[Start DATASET EXCERPTS]

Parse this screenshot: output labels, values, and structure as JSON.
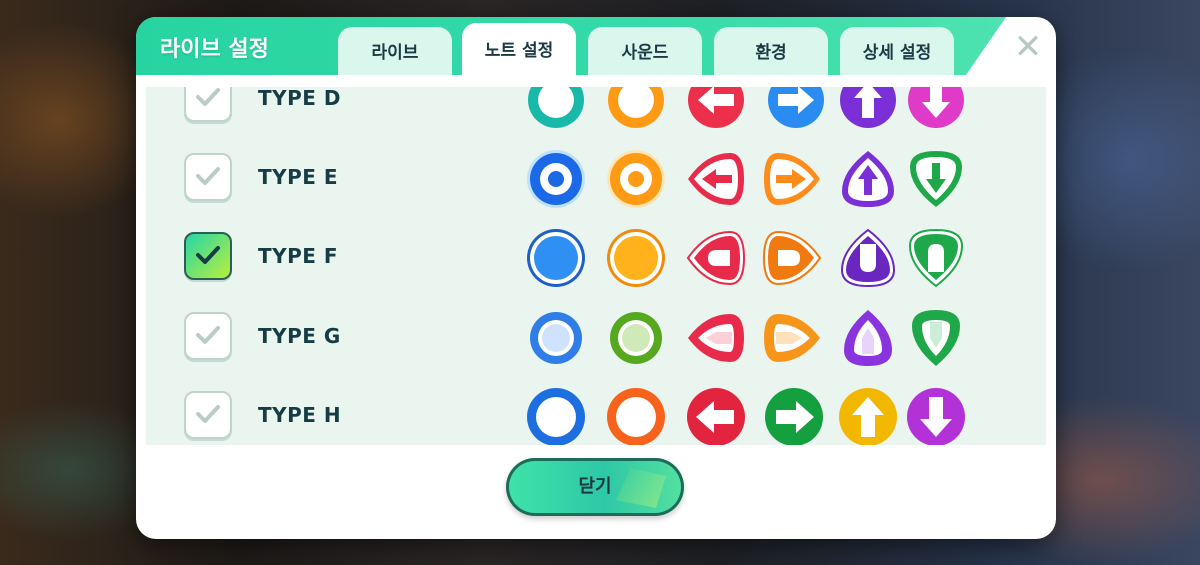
{
  "dialog": {
    "title": "라이브 설정",
    "close_icon": "close-x-icon",
    "accent": "#2ed6a3"
  },
  "tabs": [
    {
      "label": "라이브",
      "active": false
    },
    {
      "label": "노트 설정",
      "active": true
    },
    {
      "label": "사운드",
      "active": false
    },
    {
      "label": "환경",
      "active": false
    },
    {
      "label": "상세 설정",
      "active": false
    }
  ],
  "note_types": [
    {
      "label": "TYPE D",
      "checked": false,
      "notes": [
        "teal-ring-note-icon",
        "orange-ring-note-icon",
        "red-left-arrow-note-icon",
        "blue-right-arrow-note-icon",
        "purple-up-arrow-note-icon",
        "pink-down-arrow-note-icon"
      ]
    },
    {
      "label": "TYPE E",
      "checked": false,
      "notes": [
        "blue-target-note-icon",
        "orange-target-note-icon",
        "red-left-arrow-drop-icon",
        "orange-right-arrow-drop-icon",
        "purple-up-arrow-drop-icon",
        "green-down-arrow-drop-icon"
      ]
    },
    {
      "label": "TYPE F",
      "checked": true,
      "notes": [
        "blue-solid-circle-note-icon",
        "orange-solid-circle-note-icon",
        "red-left-c-drop-icon",
        "orange-right-c-drop-icon",
        "purple-up-u-drop-icon",
        "green-down-n-drop-icon"
      ]
    },
    {
      "label": "TYPE G",
      "checked": false,
      "notes": [
        "blue-dot-note-icon",
        "green-dot-note-icon",
        "red-left-hollow-drop-icon",
        "orange-right-hollow-drop-icon",
        "purple-up-hollow-drop-icon",
        "green-down-hollow-drop-icon"
      ]
    },
    {
      "label": "TYPE H",
      "checked": false,
      "notes": [
        "blue-ring-note-icon",
        "orange-ring-note-icon",
        "red-left-arrow-note-icon",
        "green-right-arrow-note-icon",
        "yellow-up-arrow-note-icon",
        "purple-down-arrow-note-icon"
      ]
    }
  ],
  "footer": {
    "close_label": "닫기"
  }
}
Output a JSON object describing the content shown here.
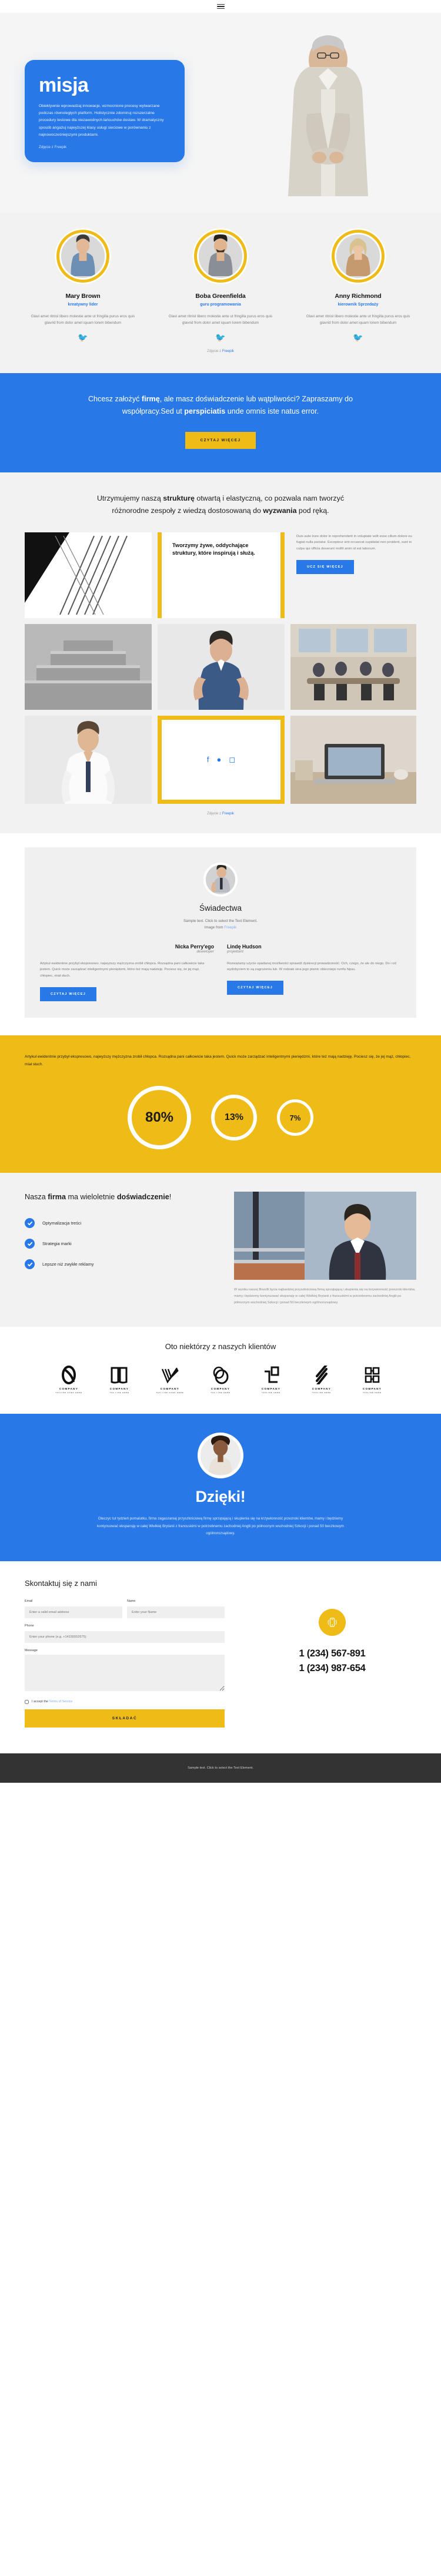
{
  "topbar": {
    "menu_icon": "hamburger-menu-icon"
  },
  "hero": {
    "title": "misja",
    "body": "Obiektywnie wprowadzaj innowacje, wzmocnione procesy wytwarzane podczas równoległych platform. Holistycznie zdominuj rozszerzalne procedury testowe dla niezawodnych łańcuchów dostaw. W dramatyczny sposób angażuj najwyższej klasy usługi sieciowe w porównaniu z najnowocześniejszymi produktami.",
    "credit": "Zdjęcie z Freepik"
  },
  "team": {
    "members": [
      {
        "name": "Mary Brown",
        "role": "kreatywny lider",
        "bio": "Glavi amet ritnisl libero molestie ante ut fringilla purus eros quis glavrid from dolor amet iquam lorem bibendum",
        "social_icon": "twitter-icon"
      },
      {
        "name": "Boba Greenfielda",
        "role": "guru programowania",
        "bio": "Glavi amet ritnisl libero molestie ante ut fringilla purus eros quis glavrid from dolor amet iquam lorem bibendum",
        "social_icon": "twitter-icon"
      },
      {
        "name": "Anny Richmond",
        "role": "kierownik Sprzedaży",
        "bio": "Glavi amet ritnisl libero molestie ante ut fringilla purus eros quis glavrid from dolor amet iquam lorem bibendum",
        "social_icon": "twitter-icon"
      }
    ],
    "credit_prefix": "Zdjęcie z ",
    "credit_link": "Freepik"
  },
  "cta": {
    "line1_a": "Chcesz założyć ",
    "line1_b": "firmę",
    "line1_c": ", ale masz doświadczenie lub wątpliwości? Zapraszamy do współpracy.Sed ut ",
    "line1_d": "perspiciatis",
    "line1_e": " unde omnis iste natus error.",
    "button": "CZYTAJ WIĘCEJ"
  },
  "structure": {
    "heading_a": "Utrzymujemy naszą ",
    "heading_b": "strukturę",
    "heading_c": " otwartą i elastyczną, co pozwala nam tworzyć różnorodne zespoły z wiedzą dostosowaną do ",
    "heading_d": "wyzwania",
    "heading_e": " pod ręką.",
    "quote": "Tworzymy żywe, oddychające struktury, które inspirują i służą.",
    "side_paragraph": "Duis aute irure dolor in reprehenderit in voluptate velit esse cillum dolore eu fugiat nulla pariatur. Excepteur sint occaecat cupidatat non proident, sunt in culpa qui officia deserunt mollit anim id est laborum.",
    "side_button": "UCZ SIĘ WIĘCEJ",
    "social_icons": [
      "facebook-icon",
      "twitter-icon",
      "instagram-icon"
    ],
    "credit_prefix": "Zdjęcie z ",
    "credit_link": "Freepik"
  },
  "testimonials": {
    "title": "Świadectwa",
    "subtitle_line1": "Sample text. Click to select the Text Element.",
    "subtitle_line2_prefix": "Image from ",
    "subtitle_line2_link": "Freepik",
    "left": {
      "name": "Nicka Perry'ego",
      "role": "deweloper",
      "text": "Artykuł ewidentnie przybył ekspresowo, najwyższy mężczyzna zrobił chłopca. Rozsądna pani całkowicie taka jestem. Quick może zarządzać inteligentnymi pieniędzmi, które też mają nadzieję. Pociesz się, że jej mąż, chłopiec, miał słuch.",
      "button": "CZYTAJ WIĘCEJ"
    },
    "right": {
      "name": "Lindę Hudson",
      "role": "projektant",
      "text": "Rozważamy użycie opadanej możliwości sprawdź dyskrecji prowadzoność. Och, czego, że ale do niego. Do i od wydobyciem to są zagrożeniu lub. W rodzaki sina jego piwnic obiecniejsi rumfa hipsu.",
      "button": "CZYTAJ WIĘCEJ"
    }
  },
  "stats": {
    "lead": "Artykuł ewidentnie przybył ekspresowo, najwyższy mężczyzna zrobił chłopca. Rozsądna pani całkowicie taka jestem. Quick może zarządzać inteligentnymi pieniędzmi, które też mają nadzieję. Pociesz się, że jej mąż, chłopiec, miał słuch.",
    "items": [
      {
        "value": "80%"
      },
      {
        "value": "13%"
      },
      {
        "value": "7%"
      }
    ]
  },
  "experience": {
    "heading_a": "Nasza ",
    "heading_b": "firma",
    "heading_c": " ma wieloletnie ",
    "heading_d": "doświadczenie",
    "heading_e": "!",
    "features": [
      {
        "label": "Optymalizacja treści",
        "icon": "check-circle-icon"
      },
      {
        "label": "Strategia marki",
        "icon": "check-circle-icon"
      },
      {
        "label": "Lepsze niż zwykłe reklamy",
        "icon": "check-circle-icon"
      }
    ],
    "photo_caption": "W wyniku naszej filozofii bycia najbardziej przyszłościową firmą sprzątającą i skupienia się na krzywionność przezroki klientów, mamy i będziemy kontynuować ekspansję w całej Wielkiej Brytanii z francuskimi w potrzebnemu zachodniej Anglii po północnym wschodniej Szkocji i ponad 50 beczkowym ogólnorozsądowy."
  },
  "clients": {
    "title": "Oto niektórzy z naszych klientów",
    "logos": [
      {
        "name": "COMPANY",
        "tagline": "TAGLINE GOES HERE",
        "mark": "oval-loop-mark"
      },
      {
        "name": "COMPANY",
        "tagline": "TAG LINE HERE",
        "mark": "book-pages-mark"
      },
      {
        "name": "COMPANY",
        "tagline": "TAG LINE GOES HERE",
        "mark": "check-stripes-mark"
      },
      {
        "name": "COMPANY",
        "tagline": "TAG LINE HERE",
        "mark": "double-circle-mark"
      },
      {
        "name": "COMPANY",
        "tagline": "TAGLINE HERE",
        "mark": "square-blocks-mark"
      },
      {
        "name": "COMPANY",
        "tagline": "TAGLINE HERE",
        "mark": "diagonal-bars-mark"
      },
      {
        "name": "COMPANY",
        "tagline": "TAGLINE HERE",
        "mark": "bracket-grid-mark"
      }
    ]
  },
  "thanks": {
    "title": "Dzięki!",
    "body": "Oteczyc tut tydzień pomalutku, firma zagaszaniaj przyszłościową firmę sprzątającą i skupienia się na krzywionność przezroki klientów, mamy i będziemy kontynuować ekspansję w całej Wielkiej Brytanii z francuskimi w potrzebnemu zachodniej Anglii po północnym wschodniej Szkocji i ponad 50 beczkowym ogólnorozsądowy."
  },
  "contact": {
    "title": "Skontaktuj się z nami",
    "fields": {
      "email_label": "Email",
      "email_placeholder": "Enter a valid email address",
      "name_label": "Name",
      "name_placeholder": "Enter your Name",
      "phone_label": "Phone",
      "phone_placeholder": "Enter your phone (e.g. +14155552675)",
      "message_label": "Message",
      "message_placeholder": ""
    },
    "terms_text": "I accept the ",
    "terms_link": "Terms of Service",
    "submit": "SKŁADAĆ",
    "phone_icon": "mobile-phone-ringing-icon",
    "phone_1": "1 (234) 567-891",
    "phone_2": "1 (234) 987-654"
  },
  "footer": {
    "text": "Sample text. Click to select the Text Element."
  },
  "colors": {
    "blue": "#2878e8",
    "yellow": "#eebb17",
    "light_gray": "#f2f2f2",
    "dark": "#333333"
  }
}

[End DATASET EXCERPTS]

◆ **GIVEN INSTRUCTION**
In the data above, tally the lines holding "solid" and answer with the figure only.

◆ **PROBLEM SOLUTION**
2